-- ENTRIES --
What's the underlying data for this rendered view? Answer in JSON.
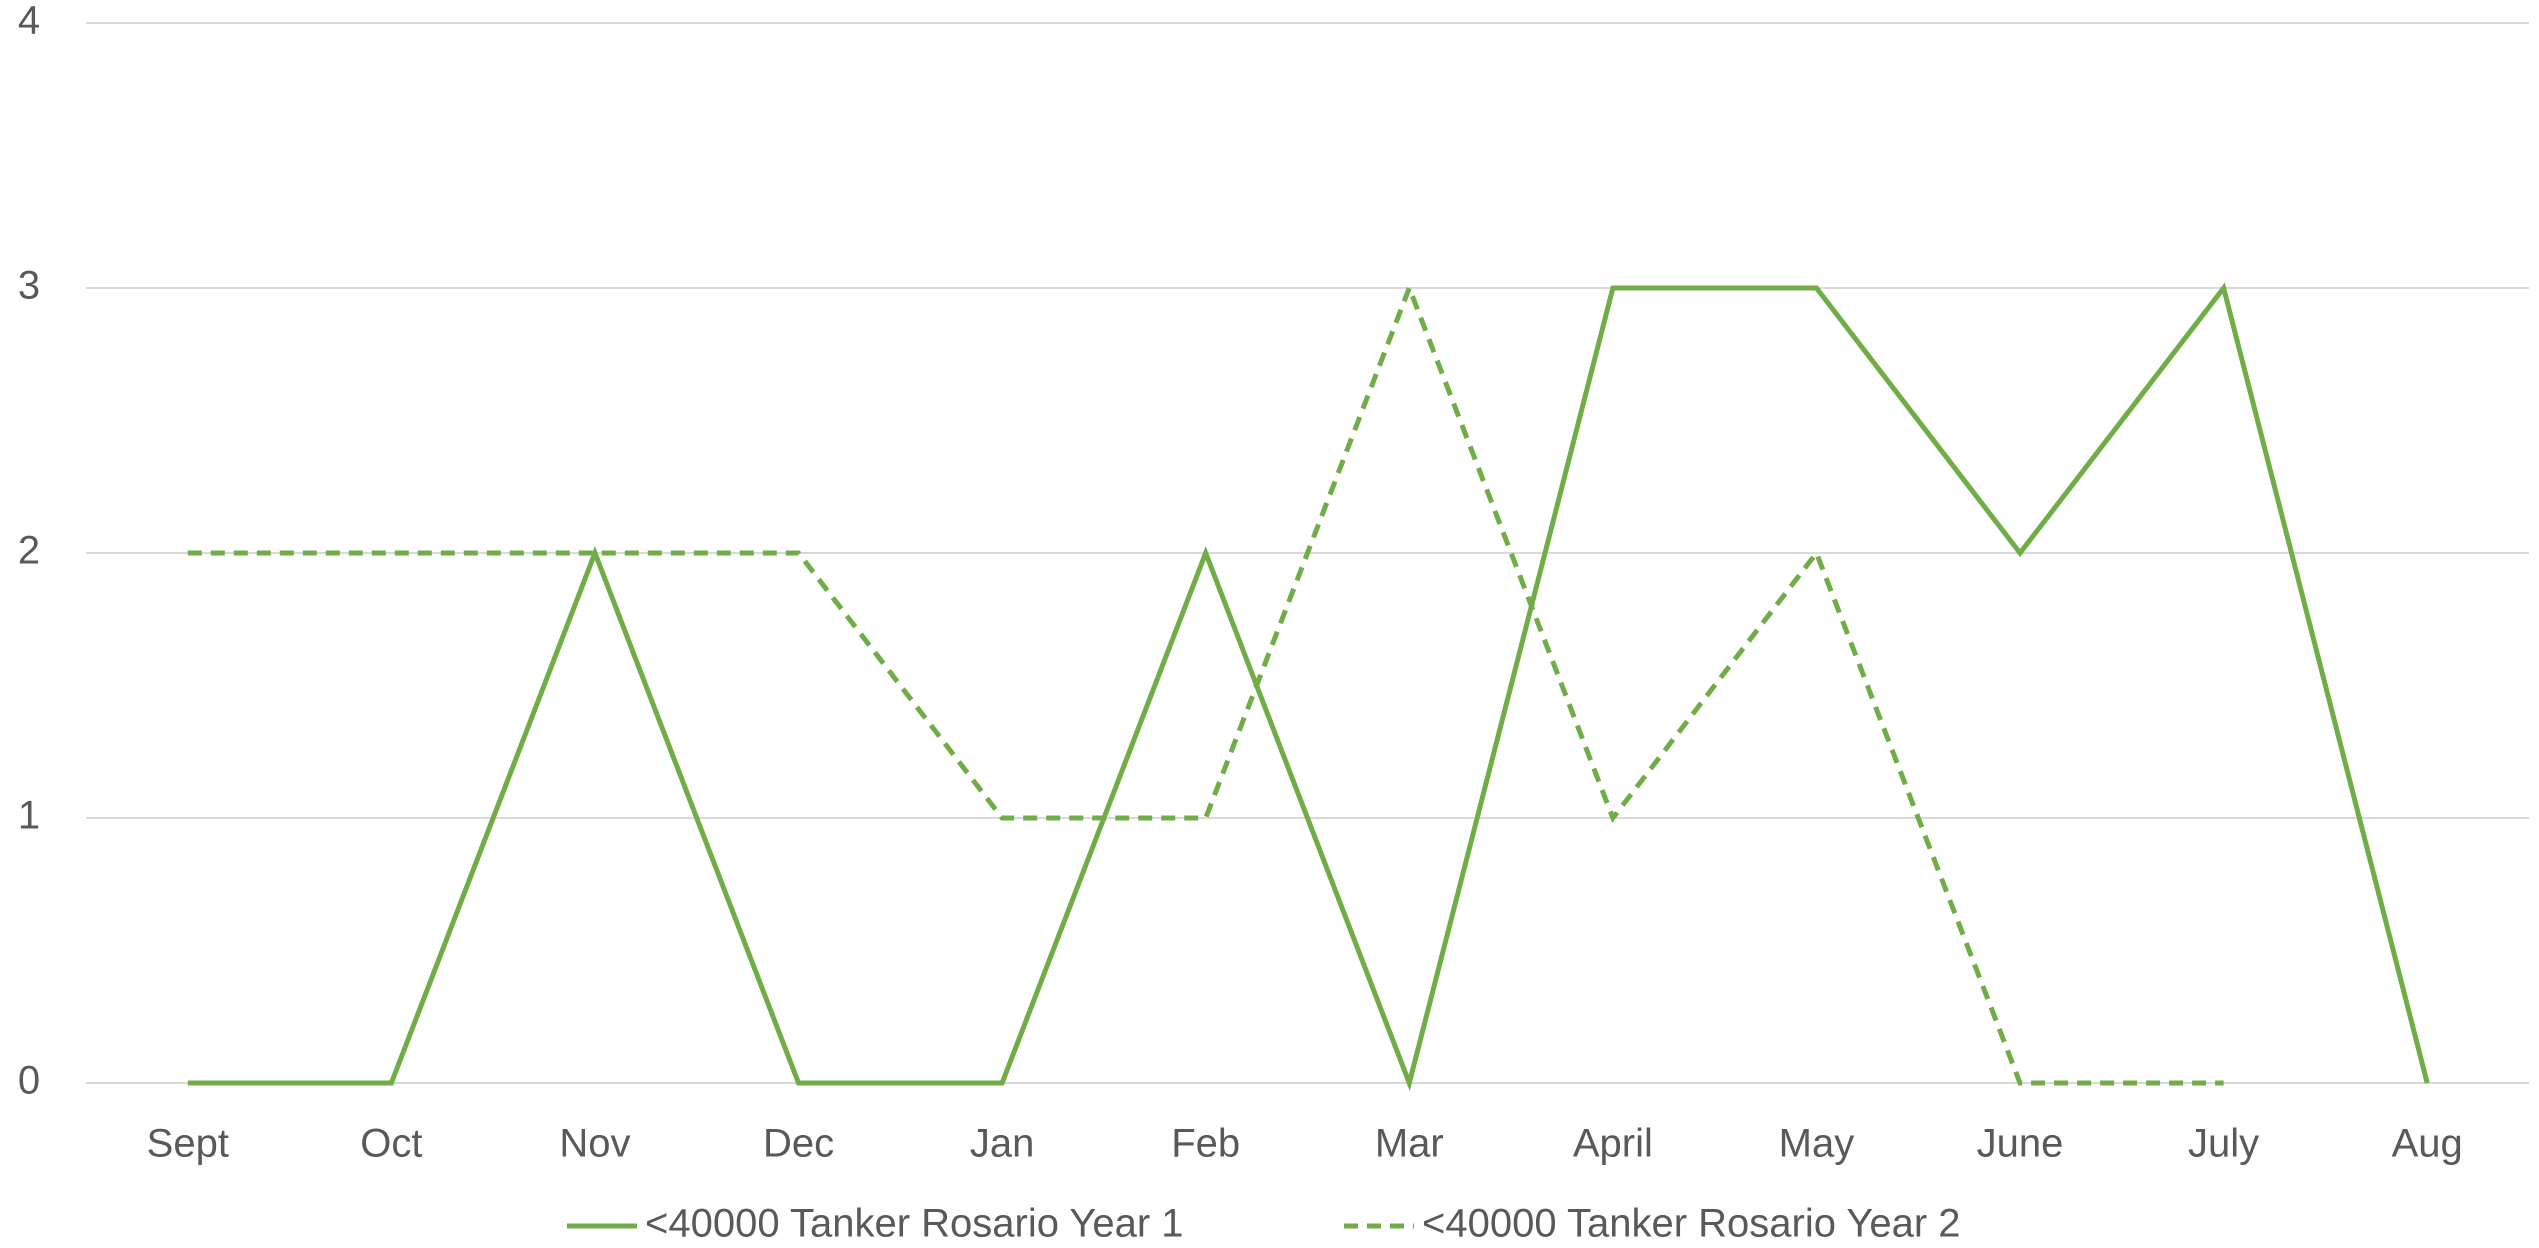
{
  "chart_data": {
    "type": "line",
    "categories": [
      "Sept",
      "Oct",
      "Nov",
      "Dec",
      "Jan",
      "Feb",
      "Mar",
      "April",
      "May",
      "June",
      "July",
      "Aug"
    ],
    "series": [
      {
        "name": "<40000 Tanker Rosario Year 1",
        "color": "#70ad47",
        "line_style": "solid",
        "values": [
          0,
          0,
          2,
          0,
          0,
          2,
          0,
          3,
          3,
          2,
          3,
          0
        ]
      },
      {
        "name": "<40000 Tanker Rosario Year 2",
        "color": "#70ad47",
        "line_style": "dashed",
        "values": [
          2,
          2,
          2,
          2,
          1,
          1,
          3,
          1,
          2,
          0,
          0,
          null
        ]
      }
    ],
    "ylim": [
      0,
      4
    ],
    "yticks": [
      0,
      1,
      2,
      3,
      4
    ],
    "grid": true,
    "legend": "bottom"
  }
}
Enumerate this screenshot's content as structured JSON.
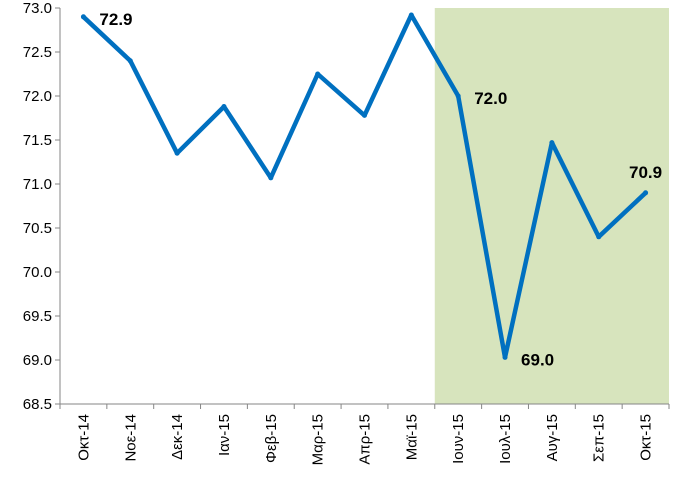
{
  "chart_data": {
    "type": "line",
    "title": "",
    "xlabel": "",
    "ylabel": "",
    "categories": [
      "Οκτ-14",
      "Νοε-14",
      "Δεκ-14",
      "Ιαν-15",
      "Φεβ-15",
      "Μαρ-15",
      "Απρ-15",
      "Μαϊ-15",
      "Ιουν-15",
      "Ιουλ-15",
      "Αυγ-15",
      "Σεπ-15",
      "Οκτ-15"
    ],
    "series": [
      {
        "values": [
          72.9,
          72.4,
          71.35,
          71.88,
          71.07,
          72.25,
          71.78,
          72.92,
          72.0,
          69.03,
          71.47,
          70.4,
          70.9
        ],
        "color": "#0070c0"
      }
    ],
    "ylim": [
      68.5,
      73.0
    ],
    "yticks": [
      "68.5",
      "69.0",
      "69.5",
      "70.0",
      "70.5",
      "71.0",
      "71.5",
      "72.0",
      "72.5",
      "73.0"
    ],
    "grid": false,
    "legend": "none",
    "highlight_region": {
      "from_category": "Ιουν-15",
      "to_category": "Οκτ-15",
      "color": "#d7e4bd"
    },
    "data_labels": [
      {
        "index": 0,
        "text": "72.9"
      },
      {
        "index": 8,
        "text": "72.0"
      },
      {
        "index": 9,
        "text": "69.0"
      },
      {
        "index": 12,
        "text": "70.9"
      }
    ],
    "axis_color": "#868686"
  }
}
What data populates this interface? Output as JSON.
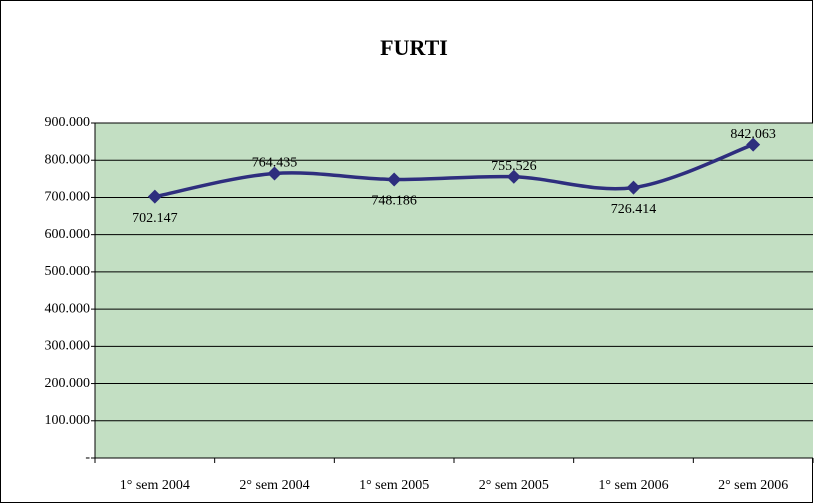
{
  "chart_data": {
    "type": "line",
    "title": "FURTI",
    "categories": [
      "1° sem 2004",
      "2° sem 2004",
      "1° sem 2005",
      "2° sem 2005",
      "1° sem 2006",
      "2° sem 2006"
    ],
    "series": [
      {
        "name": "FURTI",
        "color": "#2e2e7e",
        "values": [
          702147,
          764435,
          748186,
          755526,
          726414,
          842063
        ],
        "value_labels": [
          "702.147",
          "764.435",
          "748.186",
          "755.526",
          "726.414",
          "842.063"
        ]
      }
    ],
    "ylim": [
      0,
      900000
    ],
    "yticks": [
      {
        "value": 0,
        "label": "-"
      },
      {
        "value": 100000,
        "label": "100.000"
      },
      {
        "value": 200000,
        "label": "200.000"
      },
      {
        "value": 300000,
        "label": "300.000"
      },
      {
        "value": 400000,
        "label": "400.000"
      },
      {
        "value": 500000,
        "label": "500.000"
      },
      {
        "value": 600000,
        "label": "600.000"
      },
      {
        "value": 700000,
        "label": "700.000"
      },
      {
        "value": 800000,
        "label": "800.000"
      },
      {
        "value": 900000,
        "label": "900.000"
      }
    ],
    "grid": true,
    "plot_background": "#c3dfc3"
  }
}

-- THE TASK --
Copy every record above exactly, leaving out the pictures.

-- ANSWER FOR THIS EXERCISE --
What's the underlying data for this rendered view? Answer in JSON.
{
  "chart_data": {
    "type": "line",
    "categories": [
      "Sept",
      "Oct",
      "Nov",
      "Dec",
      "Jan",
      "Feb",
      "Mar",
      "April",
      "May",
      "June",
      "July",
      "Aug"
    ],
    "series": [
      {
        "name": "<40000 Tanker Rosario Year 1",
        "color": "#70ad47",
        "line_style": "solid",
        "values": [
          0,
          0,
          2,
          0,
          0,
          2,
          0,
          3,
          3,
          2,
          3,
          0
        ]
      },
      {
        "name": "<40000 Tanker Rosario Year 2",
        "color": "#70ad47",
        "line_style": "dashed",
        "values": [
          2,
          2,
          2,
          2,
          1,
          1,
          3,
          1,
          2,
          0,
          0,
          null
        ]
      }
    ],
    "ylim": [
      0,
      4
    ],
    "yticks": [
      0,
      1,
      2,
      3,
      4
    ],
    "grid": true,
    "legend": "bottom"
  }
}
Enumerate this screenshot's content as structured JSON.
{
  "chart_data": {
    "type": "line",
    "title": "",
    "xlabel": "",
    "ylabel": "",
    "categories": [
      "Οκτ-14",
      "Νοε-14",
      "Δεκ-14",
      "Ιαν-15",
      "Φεβ-15",
      "Μαρ-15",
      "Απρ-15",
      "Μαϊ-15",
      "Ιουν-15",
      "Ιουλ-15",
      "Αυγ-15",
      "Σεπ-15",
      "Οκτ-15"
    ],
    "series": [
      {
        "values": [
          72.9,
          72.4,
          71.35,
          71.88,
          71.07,
          72.25,
          71.78,
          72.92,
          72.0,
          69.03,
          71.47,
          70.4,
          70.9
        ],
        "color": "#0070c0"
      }
    ],
    "ylim": [
      68.5,
      73.0
    ],
    "yticks": [
      "68.5",
      "69.0",
      "69.5",
      "70.0",
      "70.5",
      "71.0",
      "71.5",
      "72.0",
      "72.5",
      "73.0"
    ],
    "grid": false,
    "legend": "none",
    "highlight_region": {
      "from_category": "Ιουν-15",
      "to_category": "Οκτ-15",
      "color": "#d7e4bd"
    },
    "data_labels": [
      {
        "index": 0,
        "text": "72.9"
      },
      {
        "index": 8,
        "text": "72.0"
      },
      {
        "index": 9,
        "text": "69.0"
      },
      {
        "index": 12,
        "text": "70.9"
      }
    ],
    "axis_color": "#868686"
  }
}
What data populates this interface? Output as JSON.
{
  "chart_data": {
    "type": "line",
    "title": "FURTI",
    "categories": [
      "1° sem 2004",
      "2° sem 2004",
      "1° sem 2005",
      "2° sem 2005",
      "1° sem 2006",
      "2° sem 2006"
    ],
    "series": [
      {
        "name": "FURTI",
        "color": "#2e2e7e",
        "values": [
          702147,
          764435,
          748186,
          755526,
          726414,
          842063
        ],
        "value_labels": [
          "702.147",
          "764.435",
          "748.186",
          "755.526",
          "726.414",
          "842.063"
        ]
      }
    ],
    "ylim": [
      0,
      900000
    ],
    "yticks": [
      {
        "value": 0,
        "label": "-"
      },
      {
        "value": 100000,
        "label": "100.000"
      },
      {
        "value": 200000,
        "label": "200.000"
      },
      {
        "value": 300000,
        "label": "300.000"
      },
      {
        "value": 400000,
        "label": "400.000"
      },
      {
        "value": 500000,
        "label": "500.000"
      },
      {
        "value": 600000,
        "label": "600.000"
      },
      {
        "value": 700000,
        "label": "700.000"
      },
      {
        "value": 800000,
        "label": "800.000"
      },
      {
        "value": 900000,
        "label": "900.000"
      }
    ],
    "grid": true,
    "plot_background": "#c3dfc3"
  }
}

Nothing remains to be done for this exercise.